**Task to complete:** Search the listing below for the string "Progress" and copy every line where it occurs.

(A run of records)

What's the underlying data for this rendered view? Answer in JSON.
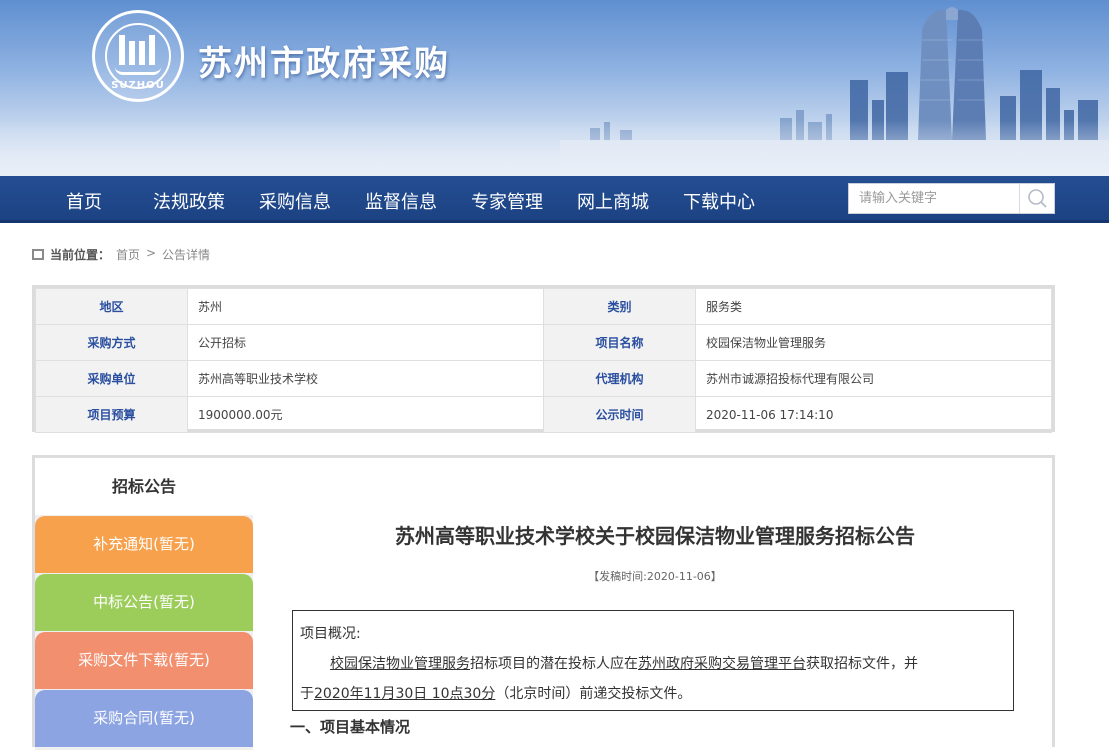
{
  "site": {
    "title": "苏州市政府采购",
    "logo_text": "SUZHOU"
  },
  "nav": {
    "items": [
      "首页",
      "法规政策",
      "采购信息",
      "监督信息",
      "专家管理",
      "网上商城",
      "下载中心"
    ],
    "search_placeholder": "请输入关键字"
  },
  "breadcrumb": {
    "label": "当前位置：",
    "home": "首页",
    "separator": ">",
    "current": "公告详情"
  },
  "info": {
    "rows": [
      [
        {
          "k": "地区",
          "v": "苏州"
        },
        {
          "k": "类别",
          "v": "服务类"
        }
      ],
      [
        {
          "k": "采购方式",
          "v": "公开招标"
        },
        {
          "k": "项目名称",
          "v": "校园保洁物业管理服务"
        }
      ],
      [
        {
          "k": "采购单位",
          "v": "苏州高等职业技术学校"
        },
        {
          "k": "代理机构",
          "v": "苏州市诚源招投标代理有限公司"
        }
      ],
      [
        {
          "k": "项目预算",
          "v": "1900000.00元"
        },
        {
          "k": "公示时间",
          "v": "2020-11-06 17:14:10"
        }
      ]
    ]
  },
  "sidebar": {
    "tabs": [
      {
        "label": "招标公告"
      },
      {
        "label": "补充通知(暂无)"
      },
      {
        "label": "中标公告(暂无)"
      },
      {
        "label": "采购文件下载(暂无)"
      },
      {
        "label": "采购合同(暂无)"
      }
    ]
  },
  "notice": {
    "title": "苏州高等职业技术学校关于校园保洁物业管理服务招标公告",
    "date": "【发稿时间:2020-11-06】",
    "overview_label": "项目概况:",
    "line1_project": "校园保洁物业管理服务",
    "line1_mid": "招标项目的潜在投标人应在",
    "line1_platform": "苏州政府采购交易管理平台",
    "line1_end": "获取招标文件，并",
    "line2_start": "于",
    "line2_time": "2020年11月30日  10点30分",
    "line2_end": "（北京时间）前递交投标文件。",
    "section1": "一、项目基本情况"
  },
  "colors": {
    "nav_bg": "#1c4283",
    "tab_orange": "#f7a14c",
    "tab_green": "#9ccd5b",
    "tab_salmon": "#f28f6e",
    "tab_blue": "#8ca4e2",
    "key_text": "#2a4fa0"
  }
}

---

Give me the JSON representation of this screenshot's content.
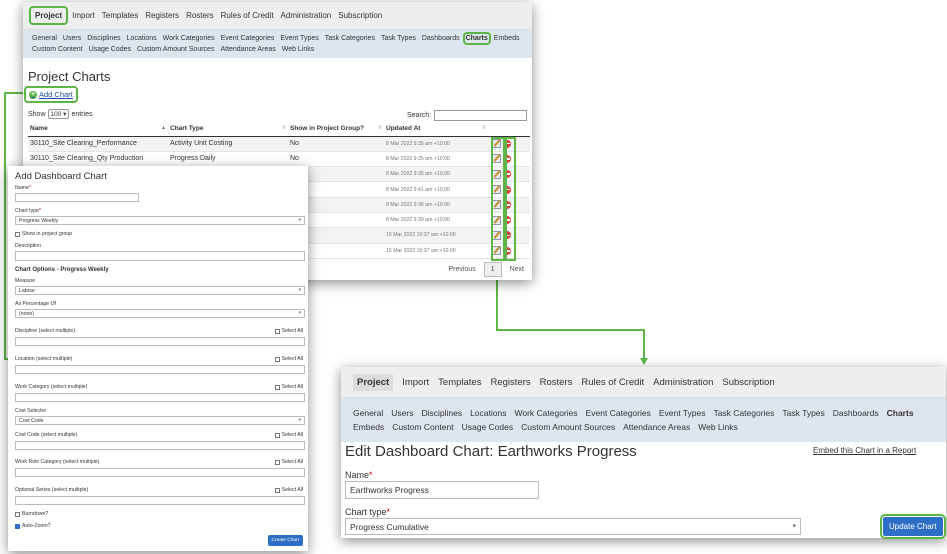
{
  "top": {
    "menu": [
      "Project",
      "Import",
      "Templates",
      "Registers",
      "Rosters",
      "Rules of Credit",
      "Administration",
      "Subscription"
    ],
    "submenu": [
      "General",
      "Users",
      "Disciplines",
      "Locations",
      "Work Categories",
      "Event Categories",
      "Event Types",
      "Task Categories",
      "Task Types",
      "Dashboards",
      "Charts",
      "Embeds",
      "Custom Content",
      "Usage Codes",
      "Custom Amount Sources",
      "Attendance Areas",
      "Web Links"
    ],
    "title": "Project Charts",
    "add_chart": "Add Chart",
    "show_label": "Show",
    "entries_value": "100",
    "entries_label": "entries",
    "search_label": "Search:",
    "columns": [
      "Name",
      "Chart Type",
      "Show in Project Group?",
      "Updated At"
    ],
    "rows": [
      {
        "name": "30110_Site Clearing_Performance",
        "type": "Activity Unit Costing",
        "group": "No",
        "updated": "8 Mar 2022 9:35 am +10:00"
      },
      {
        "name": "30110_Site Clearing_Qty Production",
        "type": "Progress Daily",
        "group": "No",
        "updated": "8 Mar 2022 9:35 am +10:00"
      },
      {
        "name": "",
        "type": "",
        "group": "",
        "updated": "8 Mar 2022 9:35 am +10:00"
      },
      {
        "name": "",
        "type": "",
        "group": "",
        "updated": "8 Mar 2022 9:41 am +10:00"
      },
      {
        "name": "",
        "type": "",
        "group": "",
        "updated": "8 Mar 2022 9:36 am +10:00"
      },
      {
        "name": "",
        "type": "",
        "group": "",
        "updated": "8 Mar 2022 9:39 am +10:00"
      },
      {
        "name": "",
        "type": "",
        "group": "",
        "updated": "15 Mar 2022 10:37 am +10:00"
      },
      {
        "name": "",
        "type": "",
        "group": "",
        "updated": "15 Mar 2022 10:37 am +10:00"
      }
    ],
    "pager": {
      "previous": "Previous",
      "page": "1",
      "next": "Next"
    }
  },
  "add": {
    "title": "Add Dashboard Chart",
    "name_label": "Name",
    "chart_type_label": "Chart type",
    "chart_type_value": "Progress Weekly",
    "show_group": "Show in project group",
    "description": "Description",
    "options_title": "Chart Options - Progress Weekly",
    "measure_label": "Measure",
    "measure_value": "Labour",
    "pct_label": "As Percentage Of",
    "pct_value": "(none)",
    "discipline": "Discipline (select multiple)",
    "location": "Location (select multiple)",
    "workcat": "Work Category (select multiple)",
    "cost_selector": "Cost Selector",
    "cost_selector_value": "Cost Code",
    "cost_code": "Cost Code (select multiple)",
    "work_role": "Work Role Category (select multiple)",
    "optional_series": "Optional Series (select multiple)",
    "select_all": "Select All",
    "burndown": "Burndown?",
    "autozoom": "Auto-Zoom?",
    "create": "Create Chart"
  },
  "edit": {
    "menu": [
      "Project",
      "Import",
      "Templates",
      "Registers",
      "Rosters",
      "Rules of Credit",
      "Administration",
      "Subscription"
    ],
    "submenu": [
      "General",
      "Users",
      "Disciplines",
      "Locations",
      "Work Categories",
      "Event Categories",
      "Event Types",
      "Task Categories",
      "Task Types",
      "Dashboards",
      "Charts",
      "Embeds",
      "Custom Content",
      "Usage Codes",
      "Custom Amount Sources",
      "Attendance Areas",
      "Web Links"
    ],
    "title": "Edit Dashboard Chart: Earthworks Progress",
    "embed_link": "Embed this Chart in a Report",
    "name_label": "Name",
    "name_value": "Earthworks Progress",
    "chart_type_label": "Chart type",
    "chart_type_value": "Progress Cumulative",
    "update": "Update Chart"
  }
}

**Output of the exercise:**
        "type": "Progress Daily",
    "chart_type_value": "Progress Weekly",
    "options_title": "Chart Options - Progress Weekly",
    "title": "Edit Dashboard Chart: Earthworks Progress",
    "name_value": "Earthworks Progress",
    "chart_type_value": "Progress Cumulative",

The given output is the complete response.